◆ Exercise tasks:
**A.** Retype the part of the article on China's GDP starting at "First, according to" and ending at "rates of exchange.".
**B.** List every figure stated as a percentage in the article on China's GDP.
**C.** Carry on the article on China's GDP from its last sentence.

◆ Text passage:
===
Chinese shoppers in Beijing. Photo by klarititemplateshop.com available at Flickr.com under Creative Commons license.
Let's Talk About China's GDP
Through the strength of its economic growth figures year after year, China has projected an image of fundamental economic strength. But a closer look at the numbers exposes profound structural issues that should help cool down fear and envy in the West.
However you read China’s economic numbers, they point to dramatic change over the past four decades. Many of these numbers will already be familiar to European readers. But let's run through some of the essentials — before we subject the assumptions that come with them to greater scrutiny.
First, according to official data, the average GDP growth rate in China from 1978 to 2018 was 9.5 percent. Per capita GDP rose during that period from 100 dollars to more than 9,000 dollars. China’s total GDP last year exceeded 90 trillion yuan, or about 13.6 trillion dollars at current rates of exchange.
KEY POINTS
- Since the "opening up and reform" policy, economic performance has become a core source of ruling legitimacy of the Chinese Communist Party. To deal with this political imperative, statistical distortions and manipulations are inevitable.
- With the pattern of infrastructure-led GDP growth, China's apparent economic strength does not reflect the efficiency of resource usage and wealth accumulation.The high-speed rail network with its expanding public debt, for example, is criticised as "a gray rhino".
- The largest danger for China's economy is its high dependency on the overheated real estate market, more than a quarter of outstanding loans in the financial system is related to this sector, and more than 77 percent of household assets are vested in housing.
- To delay the bursting of the real estate bubble, China has been pumping liquidity into the economy so the gap between M2 and GDP is widening. The US accuses China for gaining an unfair advantage by lowering its exchange rate. But the real problem is, with abandoning capital controls and free convertibility of the yuan against the dollar, the RMB would go into free fall.
The International Monetary Fund (IMF) puts total global GDP in 2018 at 84.84 trillion dollars, which has China accounting for 16.03 percent, second only to the United States (with a GDP of 20.5 trillion dollars). Globally speaking, this means that China is now the world’s second-largest economic power.
Changes to China’s economic landscape behind the figures have been equally profound. The middle class — as determined by home and car ownership — has now reached roughly 300 million. One in 900 Chinese are US-dollar multimillionaires, and one in 14,000 Chinese are billionaires. As a result, China has become the world’s largest market for luxury cars as well as other luxury goods.
===
◆ Data extract:
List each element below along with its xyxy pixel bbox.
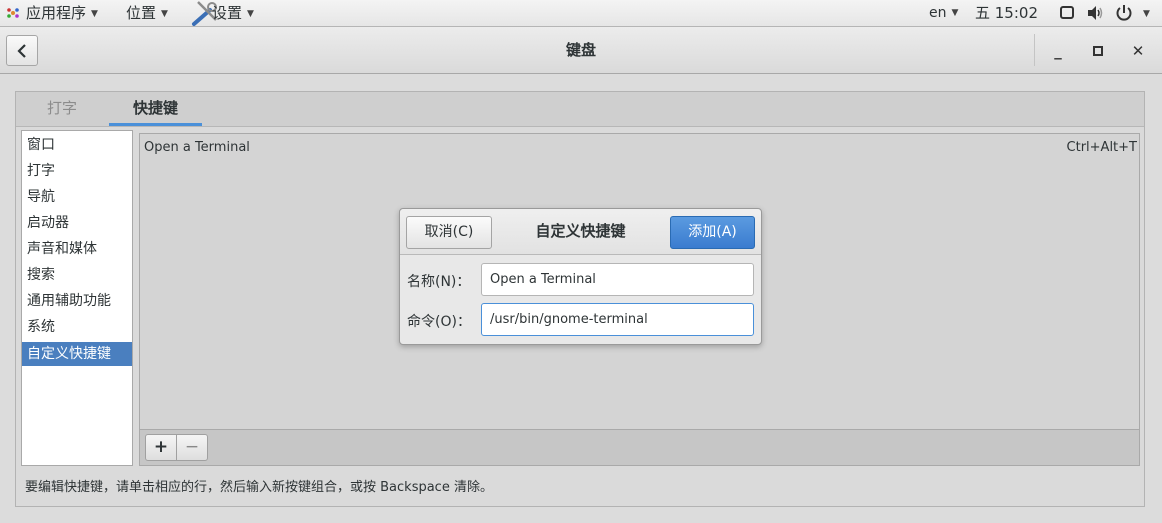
===
◆ Answers to the exercises:
**A.**
First, according to official data, the average GDP growth rate in China from 1978 to 2018 was 9.5 percent. Per capita GDP rose during that period from 100 dollars to more than 9,000 dollars. China’s total GDP last year exceeded 90 trillion yuan, or about 13.6 trillion dollars at current rates of exchange.

**B.**
- 9.5 percent
- 77 percent
- 16.03 percent

**C.**
Who gets to claim credit for what some have called a “miracle”?
This is a subject of some disagreement. But it is fair to say that China’s rapid economic growth over the last 40 years owes to a large extent to the policy of so-called “opening up and reform,” or gaige kaifang (改革开放), and the Chinese Communist Party leadership can certainly accept some kudos in this regard. The policy relaxed restrictions on economic activity; it spurred people on in their desire to make money; it improved the rules of the economic game; and in most cases, it encouraged respect on the part of the government for basic property rights and the validity of contracts.
But if we may break from all of this positive talk, it’s important to note that some troubling signs have emerged in recent years. Part of this has to do with the values promoted and defended by this now undisputed economic power. Despite dramatic changes to China’s economy and society, the Chinese Communist Party's tolerant attitude toward economic development is driven purely by opportunism. Economic opening can be abided only so long as it sustains the Party’s long-term monopoly on political power.
For investors and entrepreneurs in China, this is an underlying source of risk and concern—the sense that ideology could turn the tables at any moment.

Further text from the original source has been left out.